_Brief_
Repeat the listing exactly as given, omitting every image.

_Stored rows_
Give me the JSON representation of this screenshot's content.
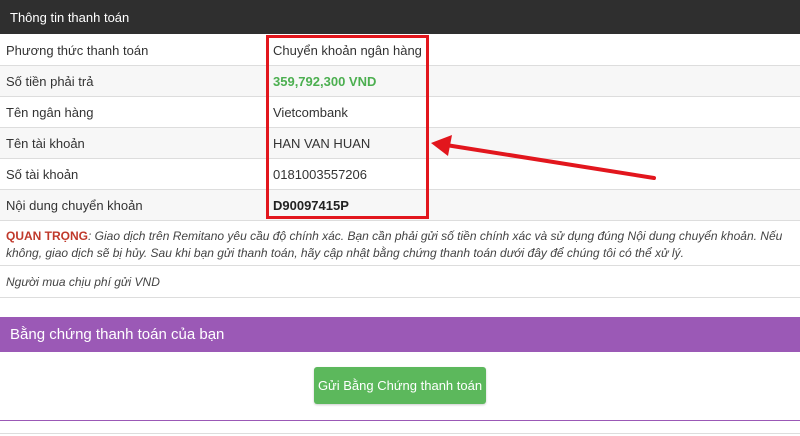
{
  "header": {
    "title": "Thông tin thanh toán"
  },
  "payment": {
    "rows": [
      {
        "label": "Phương thức thanh toán",
        "value": "Chuyển khoản ngân hàng"
      },
      {
        "label": "Số tiền phải trả",
        "value": "359,792,300 VND"
      },
      {
        "label": "Tên ngân hàng",
        "value": "Vietcombank"
      },
      {
        "label": "Tên tài khoản",
        "value": "HAN VAN HUAN"
      },
      {
        "label": "Số tài khoản",
        "value": "0181003557206"
      },
      {
        "label": "Nội dung chuyển khoản",
        "value": "D90097415P"
      }
    ]
  },
  "note": {
    "important_label": "QUAN TRỌNG",
    "text": ": Giao dịch trên Remitano yêu cầu độ chính xác. Bạn cần phải gửi số tiền chính xác và sử dụng đúng Nội dung chuyển khoản. Nếu không, giao dịch sẽ bị hủy. Sau khi bạn gửi thanh toán, hãy cập nhật bằng chứng thanh toán dưới đây để chúng tôi có thể xử lý."
  },
  "fee_note": "Người mua chịu phí gửi VND",
  "proof": {
    "title": "Bằng chứng thanh toán của bạn",
    "submit_label": "Gửi Bằng Chứng thanh toán"
  },
  "colors": {
    "header_bg": "#2f2f2f",
    "amount_green": "#4caf50",
    "highlight_red": "#e2161d",
    "proof_purple": "#9b59b6",
    "button_green": "#5cb85c"
  }
}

_Finished answer_
Give me the JSON representation of this screenshot's content.
{
  "header": {
    "title": "Thông tin thanh toán"
  },
  "payment": {
    "rows": [
      {
        "label": "Phương thức thanh toán",
        "value": "Chuyển khoản ngân hàng"
      },
      {
        "label": "Số tiền phải trả",
        "value": "359,792,300 VND"
      },
      {
        "label": "Tên ngân hàng",
        "value": "Vietcombank"
      },
      {
        "label": "Tên tài khoản",
        "value": "HAN VAN HUAN"
      },
      {
        "label": "Số tài khoản",
        "value": "0181003557206"
      },
      {
        "label": "Nội dung chuyển khoản",
        "value": "D90097415P"
      }
    ]
  },
  "note": {
    "important_label": "QUAN TRỌNG",
    "text": ": Giao dịch trên Remitano yêu cầu độ chính xác. Bạn cần phải gửi số tiền chính xác và sử dụng đúng Nội dung chuyển khoản. Nếu không, giao dịch sẽ bị hủy. Sau khi bạn gửi thanh toán, hãy cập nhật bằng chứng thanh toán dưới đây để chúng tôi có thể xử lý."
  },
  "fee_note": "Người mua chịu phí gửi VND",
  "proof": {
    "title": "Bằng chứng thanh toán của bạn",
    "submit_label": "Gửi Bằng Chứng thanh toán"
  },
  "colors": {
    "header_bg": "#2f2f2f",
    "amount_green": "#4caf50",
    "highlight_red": "#e2161d",
    "proof_purple": "#9b59b6",
    "button_green": "#5cb85c"
  }
}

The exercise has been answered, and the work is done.